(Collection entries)
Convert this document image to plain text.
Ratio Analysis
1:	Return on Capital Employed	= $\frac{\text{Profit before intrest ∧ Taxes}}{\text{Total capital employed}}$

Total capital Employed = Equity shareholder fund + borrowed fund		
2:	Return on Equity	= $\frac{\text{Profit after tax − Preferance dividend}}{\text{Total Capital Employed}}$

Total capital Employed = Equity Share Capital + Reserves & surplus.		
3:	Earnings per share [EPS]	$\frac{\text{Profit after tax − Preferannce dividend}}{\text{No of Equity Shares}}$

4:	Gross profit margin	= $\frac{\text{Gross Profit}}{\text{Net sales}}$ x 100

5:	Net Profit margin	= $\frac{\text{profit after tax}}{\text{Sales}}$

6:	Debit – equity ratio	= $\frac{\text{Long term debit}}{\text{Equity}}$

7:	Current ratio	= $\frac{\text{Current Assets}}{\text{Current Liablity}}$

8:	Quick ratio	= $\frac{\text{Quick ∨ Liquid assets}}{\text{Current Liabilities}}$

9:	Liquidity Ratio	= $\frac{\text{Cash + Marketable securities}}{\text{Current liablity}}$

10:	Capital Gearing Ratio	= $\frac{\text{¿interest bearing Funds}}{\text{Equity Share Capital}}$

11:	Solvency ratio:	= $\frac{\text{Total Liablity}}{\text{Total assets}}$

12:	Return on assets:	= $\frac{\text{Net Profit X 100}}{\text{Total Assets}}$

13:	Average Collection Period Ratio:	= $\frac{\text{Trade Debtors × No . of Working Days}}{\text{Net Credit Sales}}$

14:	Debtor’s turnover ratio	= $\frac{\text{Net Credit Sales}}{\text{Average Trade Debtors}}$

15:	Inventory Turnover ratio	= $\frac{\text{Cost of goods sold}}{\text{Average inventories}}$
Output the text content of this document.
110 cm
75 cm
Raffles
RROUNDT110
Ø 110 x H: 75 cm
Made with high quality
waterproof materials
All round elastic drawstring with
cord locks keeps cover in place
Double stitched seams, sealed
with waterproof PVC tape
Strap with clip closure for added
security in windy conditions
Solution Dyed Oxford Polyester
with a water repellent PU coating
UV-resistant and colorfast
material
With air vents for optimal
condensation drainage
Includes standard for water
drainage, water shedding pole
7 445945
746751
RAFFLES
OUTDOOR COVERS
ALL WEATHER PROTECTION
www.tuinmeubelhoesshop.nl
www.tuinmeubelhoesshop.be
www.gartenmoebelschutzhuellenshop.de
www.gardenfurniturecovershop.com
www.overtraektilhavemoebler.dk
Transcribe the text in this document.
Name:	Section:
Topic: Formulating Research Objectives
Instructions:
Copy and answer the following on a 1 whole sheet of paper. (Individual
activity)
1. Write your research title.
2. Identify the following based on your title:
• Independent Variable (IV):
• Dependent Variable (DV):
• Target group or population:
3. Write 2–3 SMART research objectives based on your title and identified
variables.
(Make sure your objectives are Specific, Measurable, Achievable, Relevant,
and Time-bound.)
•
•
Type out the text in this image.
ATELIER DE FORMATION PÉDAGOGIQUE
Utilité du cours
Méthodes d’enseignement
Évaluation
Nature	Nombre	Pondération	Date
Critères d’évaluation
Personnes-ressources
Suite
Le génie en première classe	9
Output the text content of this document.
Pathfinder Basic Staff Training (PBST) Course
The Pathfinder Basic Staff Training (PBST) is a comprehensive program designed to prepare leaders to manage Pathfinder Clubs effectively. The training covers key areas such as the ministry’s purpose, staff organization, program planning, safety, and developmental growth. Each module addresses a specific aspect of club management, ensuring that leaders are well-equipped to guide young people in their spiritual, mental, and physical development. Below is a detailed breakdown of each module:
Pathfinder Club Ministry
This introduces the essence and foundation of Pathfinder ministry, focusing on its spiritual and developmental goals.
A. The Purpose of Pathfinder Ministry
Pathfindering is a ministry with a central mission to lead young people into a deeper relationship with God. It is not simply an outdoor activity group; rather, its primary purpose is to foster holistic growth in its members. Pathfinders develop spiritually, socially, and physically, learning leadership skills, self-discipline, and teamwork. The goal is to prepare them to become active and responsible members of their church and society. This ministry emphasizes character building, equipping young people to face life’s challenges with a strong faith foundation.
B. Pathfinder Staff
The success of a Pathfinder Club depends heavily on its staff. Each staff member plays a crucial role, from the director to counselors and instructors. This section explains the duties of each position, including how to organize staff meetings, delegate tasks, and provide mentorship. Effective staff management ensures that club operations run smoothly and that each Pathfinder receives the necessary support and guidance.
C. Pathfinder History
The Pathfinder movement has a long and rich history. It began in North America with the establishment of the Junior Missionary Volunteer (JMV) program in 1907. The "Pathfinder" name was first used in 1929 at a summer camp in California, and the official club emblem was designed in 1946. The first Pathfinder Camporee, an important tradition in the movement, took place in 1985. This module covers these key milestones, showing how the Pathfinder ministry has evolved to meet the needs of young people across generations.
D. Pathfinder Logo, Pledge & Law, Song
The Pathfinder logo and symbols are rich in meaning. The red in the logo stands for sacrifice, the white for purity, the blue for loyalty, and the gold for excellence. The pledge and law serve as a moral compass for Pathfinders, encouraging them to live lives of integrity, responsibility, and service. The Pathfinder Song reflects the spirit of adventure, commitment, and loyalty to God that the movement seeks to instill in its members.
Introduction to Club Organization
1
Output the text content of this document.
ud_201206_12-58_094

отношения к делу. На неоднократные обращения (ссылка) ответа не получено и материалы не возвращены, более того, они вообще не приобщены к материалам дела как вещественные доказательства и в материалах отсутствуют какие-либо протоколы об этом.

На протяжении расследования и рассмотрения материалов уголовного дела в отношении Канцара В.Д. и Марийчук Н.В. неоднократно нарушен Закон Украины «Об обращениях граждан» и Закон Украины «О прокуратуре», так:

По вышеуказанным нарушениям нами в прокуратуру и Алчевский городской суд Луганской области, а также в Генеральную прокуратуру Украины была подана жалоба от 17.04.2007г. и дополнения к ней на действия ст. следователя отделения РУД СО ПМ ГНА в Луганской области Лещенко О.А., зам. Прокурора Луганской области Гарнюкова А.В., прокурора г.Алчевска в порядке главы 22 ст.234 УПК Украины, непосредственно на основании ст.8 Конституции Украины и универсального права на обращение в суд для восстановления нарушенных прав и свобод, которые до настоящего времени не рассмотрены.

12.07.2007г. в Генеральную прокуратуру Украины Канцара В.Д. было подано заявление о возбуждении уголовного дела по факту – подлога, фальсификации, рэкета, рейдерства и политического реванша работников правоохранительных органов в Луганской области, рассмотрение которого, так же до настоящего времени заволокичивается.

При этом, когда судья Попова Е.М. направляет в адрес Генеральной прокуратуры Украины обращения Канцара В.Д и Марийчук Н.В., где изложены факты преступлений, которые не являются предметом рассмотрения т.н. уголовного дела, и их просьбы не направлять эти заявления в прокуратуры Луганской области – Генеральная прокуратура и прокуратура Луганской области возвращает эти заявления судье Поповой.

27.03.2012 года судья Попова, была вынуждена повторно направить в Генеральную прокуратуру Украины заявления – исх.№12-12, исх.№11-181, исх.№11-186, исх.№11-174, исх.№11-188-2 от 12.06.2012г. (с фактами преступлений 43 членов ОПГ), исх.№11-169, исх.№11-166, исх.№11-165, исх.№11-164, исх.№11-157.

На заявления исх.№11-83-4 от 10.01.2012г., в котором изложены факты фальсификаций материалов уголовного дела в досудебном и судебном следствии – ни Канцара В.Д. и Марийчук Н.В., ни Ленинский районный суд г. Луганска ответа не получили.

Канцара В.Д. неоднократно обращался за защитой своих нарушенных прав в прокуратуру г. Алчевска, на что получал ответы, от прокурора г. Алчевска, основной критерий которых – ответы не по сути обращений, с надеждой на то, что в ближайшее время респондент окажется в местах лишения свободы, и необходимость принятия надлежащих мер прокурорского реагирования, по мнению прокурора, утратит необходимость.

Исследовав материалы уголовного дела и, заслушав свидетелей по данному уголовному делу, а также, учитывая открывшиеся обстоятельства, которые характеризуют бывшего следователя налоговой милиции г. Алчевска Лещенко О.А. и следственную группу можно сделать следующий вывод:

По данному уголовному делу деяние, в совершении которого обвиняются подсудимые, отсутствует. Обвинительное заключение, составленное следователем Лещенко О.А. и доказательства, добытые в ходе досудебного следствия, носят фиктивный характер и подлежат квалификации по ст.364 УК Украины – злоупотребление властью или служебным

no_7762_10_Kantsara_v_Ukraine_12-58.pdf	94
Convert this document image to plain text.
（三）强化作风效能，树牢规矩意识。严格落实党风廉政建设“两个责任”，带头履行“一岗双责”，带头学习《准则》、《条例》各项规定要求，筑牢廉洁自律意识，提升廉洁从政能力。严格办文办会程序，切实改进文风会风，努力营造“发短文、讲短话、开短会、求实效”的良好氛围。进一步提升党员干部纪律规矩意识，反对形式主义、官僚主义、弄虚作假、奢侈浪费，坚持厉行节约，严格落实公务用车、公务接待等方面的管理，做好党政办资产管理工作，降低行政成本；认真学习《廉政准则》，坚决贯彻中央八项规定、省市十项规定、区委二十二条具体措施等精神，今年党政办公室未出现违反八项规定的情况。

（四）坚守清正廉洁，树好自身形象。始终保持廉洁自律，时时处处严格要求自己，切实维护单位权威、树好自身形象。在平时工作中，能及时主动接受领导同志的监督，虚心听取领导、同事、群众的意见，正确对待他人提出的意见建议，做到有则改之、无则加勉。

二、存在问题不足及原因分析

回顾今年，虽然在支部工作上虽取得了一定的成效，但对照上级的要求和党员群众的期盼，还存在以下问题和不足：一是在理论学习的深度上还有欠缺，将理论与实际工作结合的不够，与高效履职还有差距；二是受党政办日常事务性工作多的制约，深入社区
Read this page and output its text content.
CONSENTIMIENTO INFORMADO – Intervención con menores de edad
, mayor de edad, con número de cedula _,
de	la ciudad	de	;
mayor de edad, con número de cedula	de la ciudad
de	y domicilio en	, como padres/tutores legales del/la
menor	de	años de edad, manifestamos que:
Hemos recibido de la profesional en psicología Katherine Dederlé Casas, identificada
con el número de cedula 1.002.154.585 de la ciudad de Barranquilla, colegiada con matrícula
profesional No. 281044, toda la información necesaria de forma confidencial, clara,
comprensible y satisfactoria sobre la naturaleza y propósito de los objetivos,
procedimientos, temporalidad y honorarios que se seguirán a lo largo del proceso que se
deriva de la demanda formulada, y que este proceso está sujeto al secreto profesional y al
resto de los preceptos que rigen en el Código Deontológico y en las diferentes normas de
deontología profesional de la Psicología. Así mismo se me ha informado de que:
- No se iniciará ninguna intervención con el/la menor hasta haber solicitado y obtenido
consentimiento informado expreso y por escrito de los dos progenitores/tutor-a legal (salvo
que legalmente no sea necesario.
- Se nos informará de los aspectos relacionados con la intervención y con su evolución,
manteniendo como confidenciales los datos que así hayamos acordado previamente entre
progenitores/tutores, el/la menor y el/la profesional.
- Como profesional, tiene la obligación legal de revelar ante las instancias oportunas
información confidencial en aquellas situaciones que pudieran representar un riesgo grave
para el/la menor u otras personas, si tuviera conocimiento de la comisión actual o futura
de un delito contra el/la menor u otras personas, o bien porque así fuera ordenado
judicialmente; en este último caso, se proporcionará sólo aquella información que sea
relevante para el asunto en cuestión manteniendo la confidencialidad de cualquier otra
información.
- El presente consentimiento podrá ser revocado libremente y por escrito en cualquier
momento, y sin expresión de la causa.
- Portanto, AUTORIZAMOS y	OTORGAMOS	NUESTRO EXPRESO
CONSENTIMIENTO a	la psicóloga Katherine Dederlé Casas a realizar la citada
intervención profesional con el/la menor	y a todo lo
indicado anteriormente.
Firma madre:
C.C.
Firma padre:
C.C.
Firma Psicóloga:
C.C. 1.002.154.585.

** GOAL **
Your answer should be one number: how many lines in the material above contain the string "drainage".

** RESULT BELOW **
2